# ITEMS start
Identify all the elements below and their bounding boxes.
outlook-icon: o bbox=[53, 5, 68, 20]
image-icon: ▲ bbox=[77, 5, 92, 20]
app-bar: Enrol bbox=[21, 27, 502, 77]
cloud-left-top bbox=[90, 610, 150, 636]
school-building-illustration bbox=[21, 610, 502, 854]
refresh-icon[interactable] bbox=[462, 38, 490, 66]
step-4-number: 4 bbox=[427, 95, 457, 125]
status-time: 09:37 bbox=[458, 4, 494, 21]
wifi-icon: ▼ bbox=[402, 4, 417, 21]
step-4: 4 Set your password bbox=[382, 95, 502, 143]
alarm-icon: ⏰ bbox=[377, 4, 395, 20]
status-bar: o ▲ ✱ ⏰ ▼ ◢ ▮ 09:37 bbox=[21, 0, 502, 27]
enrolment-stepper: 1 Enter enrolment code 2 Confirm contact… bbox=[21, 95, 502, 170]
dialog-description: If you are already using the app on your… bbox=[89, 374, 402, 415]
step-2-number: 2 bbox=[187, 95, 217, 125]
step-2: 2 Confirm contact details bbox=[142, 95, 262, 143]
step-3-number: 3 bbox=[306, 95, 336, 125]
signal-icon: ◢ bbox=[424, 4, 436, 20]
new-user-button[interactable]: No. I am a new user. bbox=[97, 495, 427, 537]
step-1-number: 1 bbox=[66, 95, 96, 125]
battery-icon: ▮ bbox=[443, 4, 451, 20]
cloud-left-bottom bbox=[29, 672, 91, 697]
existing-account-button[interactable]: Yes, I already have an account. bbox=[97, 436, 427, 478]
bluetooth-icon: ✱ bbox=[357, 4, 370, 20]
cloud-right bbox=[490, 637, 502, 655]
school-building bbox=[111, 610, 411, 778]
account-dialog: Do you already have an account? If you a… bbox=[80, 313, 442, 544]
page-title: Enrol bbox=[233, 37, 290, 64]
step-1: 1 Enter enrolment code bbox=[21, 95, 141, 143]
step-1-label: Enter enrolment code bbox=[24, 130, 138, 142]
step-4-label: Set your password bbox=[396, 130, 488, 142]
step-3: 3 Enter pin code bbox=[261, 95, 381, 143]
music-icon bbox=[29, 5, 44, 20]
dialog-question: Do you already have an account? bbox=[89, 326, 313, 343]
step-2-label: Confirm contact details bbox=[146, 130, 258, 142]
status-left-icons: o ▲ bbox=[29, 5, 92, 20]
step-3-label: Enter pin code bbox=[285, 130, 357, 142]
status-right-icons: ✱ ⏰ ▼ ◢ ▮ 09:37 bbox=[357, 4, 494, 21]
# ITEMS end
STATED TASK:
Recast the lines above as a numbered list, omitting any blank lines.

RESPONSE TO THE EXERCISE:
1. Identify all the elements below and their bounding boxes.
2. outlook-icon: o bbox=[53, 5, 68, 20]
3. image-icon: ▲ bbox=[77, 5, 92, 20]
4. app-bar: Enrol bbox=[21, 27, 502, 77]
5. cloud-left-top bbox=[90, 610, 150, 636]
6. school-building-illustration bbox=[21, 610, 502, 854]
7. refresh-icon[interactable] bbox=[462, 38, 490, 66]
8. step-4-number: 4 bbox=[427, 95, 457, 125]
9. status-time: 09:37 bbox=[458, 4, 494, 21]
10. wifi-icon: ▼ bbox=[402, 4, 417, 21]
11. step-4: 4 Set your password bbox=[382, 95, 502, 143]
12. alarm-icon: ⏰ bbox=[377, 4, 395, 20]
13. status-bar: o ▲ ✱ ⏰ ▼ ◢ ▮ 09:37 bbox=[21, 0, 502, 27]
14. enrolment-stepper: 1 Enter enrolment code 2 Confirm contact… bbox=[21, 95, 502, 170]
15. dialog-description: If you are already using the app on your… bbox=[89, 374, 402, 415]
16. step-2-number: 2 bbox=[187, 95, 217, 125]
17. step-2: 2 Confirm contact details bbox=[142, 95, 262, 143]
18. step-3-number: 3 bbox=[306, 95, 336, 125]
19. signal-icon: ◢ bbox=[424, 4, 436, 20]
20. new-user-button[interactable]: No. I am a new user. bbox=[97, 495, 427, 537]
21. step-1-number: 1 bbox=[66, 95, 96, 125]
22. battery-icon: ▮ bbox=[443, 4, 451, 20]
23. cloud-left-bottom bbox=[29, 672, 91, 697]
24. existing-account-button[interactable]: Yes, I already have an account. bbox=[97, 436, 427, 478]
25. bluetooth-icon: ✱ bbox=[357, 4, 370, 20]
26. cloud-right bbox=[490, 637, 502, 655]
27. school-building bbox=[111, 610, 411, 778]
28. account-dialog: Do you already have an account? If you a… bbox=[80, 313, 442, 544]
29. page-title: Enrol bbox=[233, 37, 290, 64]
30. step-1: 1 Enter enrolment code bbox=[21, 95, 141, 143]
31. step-1-label: Enter enrolment code bbox=[24, 130, 138, 142]
32. step-4-label: Set your password bbox=[396, 130, 488, 142]
33. step-3: 3 Enter pin code bbox=[261, 95, 381, 143]
34. music-icon bbox=[29, 5, 44, 20]
35. dialog-question: Do you already have an account? bbox=[89, 326, 313, 343]
36. step-2-label: Confirm contact details bbox=[146, 130, 258, 142]
37. status-left-icons: o ▲ bbox=[29, 5, 92, 20]
38. step-3-label: Enter pin code bbox=[285, 130, 357, 142]
39. status-right-icons: ✱ ⏰ ▼ ◢ ▮ 09:37 bbox=[357, 4, 494, 21]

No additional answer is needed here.